Dixième anniversaire de la Révolution tunisienne...

Chacun y va de sa plume pour ce dixième anniversaire de la Révolution. En ce qui me concerne, je ne suis ni amer, ni déçu et si c'était à refaire, je ne dirais pas non. Evidemment, si l'on parle du volet socio-économique, on ne peut que constater l'échec total de la dite révolution. Alors me diriez-vous, quoi donc retenir de ce machin ?

Je dis juste que le simple fait que le concept ait été injecté dans ce territoire nommé Tunisie, est en soi une révolution. Je sais, il s'agit là d'une pensée tautologique. Tant qu'il n'est pas mort -le concept-, comme c'est le cas chez nos voisins arabes, alors nous pouvons continuer à espérer...

ANNIV_REVOLUTION

Et sinon je vous invite à lire ma dernière interview sur Jeune Afrique ici

Ajouté le 18 Décembre :

Depuis hier je me disais qu'il fallait faire comme tout le monde et tenter d'exprimer une pensée digne de 10 ans de révolution. Mais les mots ne me venaient pas alors que des idées contradictoires, voire choquantes, n'ont cessé de se bousculer dans ma tête. A ce stade je ne sais toujours pas ce que je vais écrire. Je compte sur l'écriture automatique pour accoucher ces pensées que je vous livre ici à l'état brute et de façon éparse :

1- Je me rends compte par exemple, que l'idée de révolution m'intéresse davantage que la Tunisie en tant que pays, culture, entité politique. C'est étrange pour moi de constater cette évidence. Ce territoire nommé Tunisie ne serait donc que le laboratoire de la chose révolutionnaire qui m'a été donnée d'observer par le hasard de ma naissance.

2- La révolution ne serait pas un moyen pour atteindre un objectif de bien commun, de développement ou de démocratie. La révolution EST l'objectif. Elle n'est pas un instant T de l'histoire, elle est la durée indéterminée. Elle est un chemin sans destination. Et comme tout chemin, elle traverse un relief avec ses montées et ses descentes, ses sommets et ses ravins.

■ **Entrées fournies**
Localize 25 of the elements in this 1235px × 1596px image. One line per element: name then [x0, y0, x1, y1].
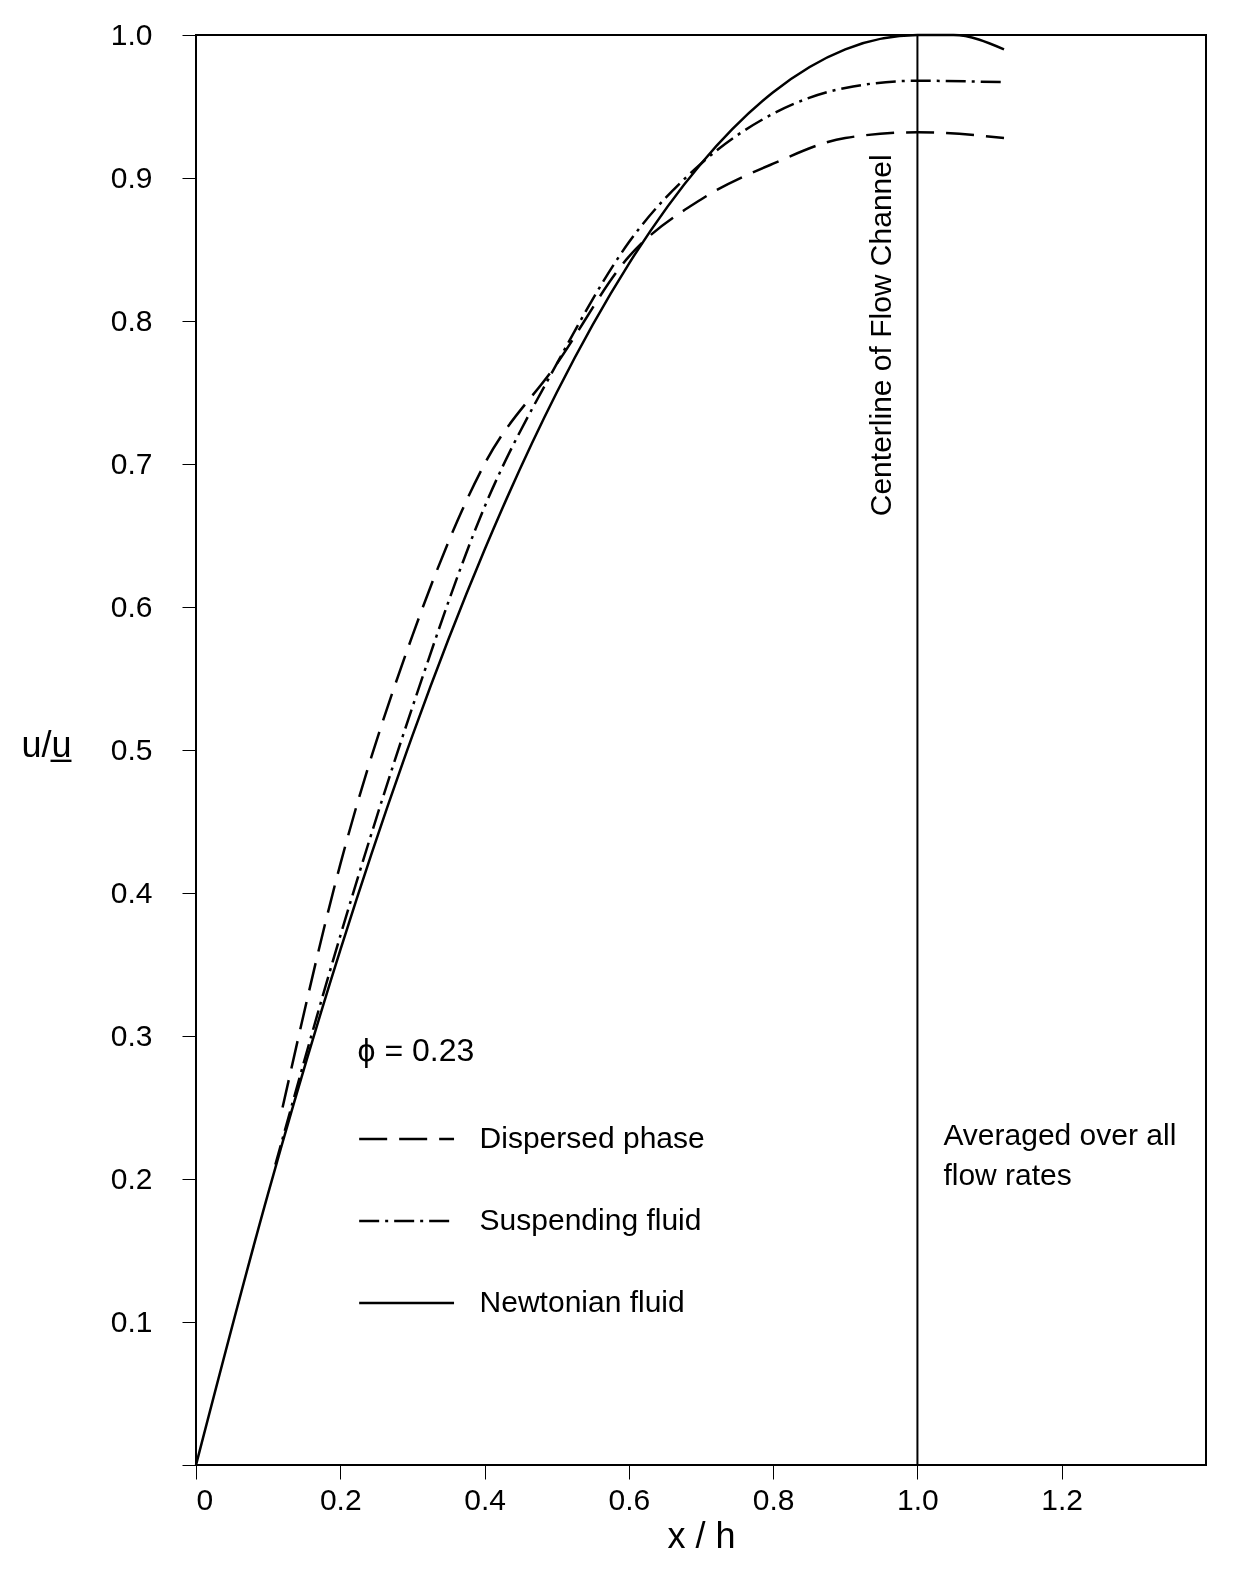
- y-tick-label: 0.5: [110, 732, 153, 766]
- x-tick-label: 0.6: [608, 1482, 651, 1516]
- x-tick-label: 0: [196, 1482, 214, 1516]
- y-tick-label: 0.3: [110, 1018, 153, 1052]
- legend-label: Suspending fluid: [479, 1203, 702, 1236]
- x-tick-label: 0.8: [752, 1482, 795, 1516]
- y-tick-label: 0.2: [110, 1161, 153, 1195]
- x-tick-label: 1.2: [1041, 1482, 1084, 1516]
- y-tick-label: 0.9: [110, 160, 153, 194]
- legend-title: ϕ = 0.23: [357, 1032, 475, 1068]
- x-tick-label: 0.4: [464, 1482, 506, 1516]
- legend-label: Newtonian fluid: [479, 1285, 685, 1318]
- y-tick-label: 0.6: [110, 589, 153, 623]
- y-tick-label: 0.1: [110, 1304, 153, 1338]
- y-tick-label: 0.8: [110, 303, 153, 337]
- legend-label: Dispersed phase: [479, 1121, 705, 1154]
- y-tick-label: 0.4: [110, 875, 153, 909]
- x-axis-title: x / h: [667, 1514, 736, 1556]
- ref-line-label: Centerline of Flow Channel: [864, 154, 898, 517]
- annotation: Averaged over all flow rates: [943, 1118, 1177, 1192]
- y-tick-label: 0.7: [110, 446, 153, 480]
- y-tick-label: 1.0: [110, 17, 153, 51]
- x-tick-label: 1.0: [897, 1482, 939, 1516]
- y-axis-title: u/u̲: [21, 723, 72, 765]
- x-tick-label: 0.2: [319, 1482, 362, 1516]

■ **Vos consignes**
Répondez aux questions suivantes sur le texte consacré au dixième anniversaire de la Révolution tunisienne :
1. Sur quel volet le texte constate-t-il l'échec total de la révolution ?
2. À quelle date le passage commençant par « Ajouté le » a-t-il été ajouté ?
3. Dans le point 2-, que « EST » la révolution ?

■ **Réponse finale**
1. Le volet socio-économique.
2. Le 18 décembre.
3. L'objectif.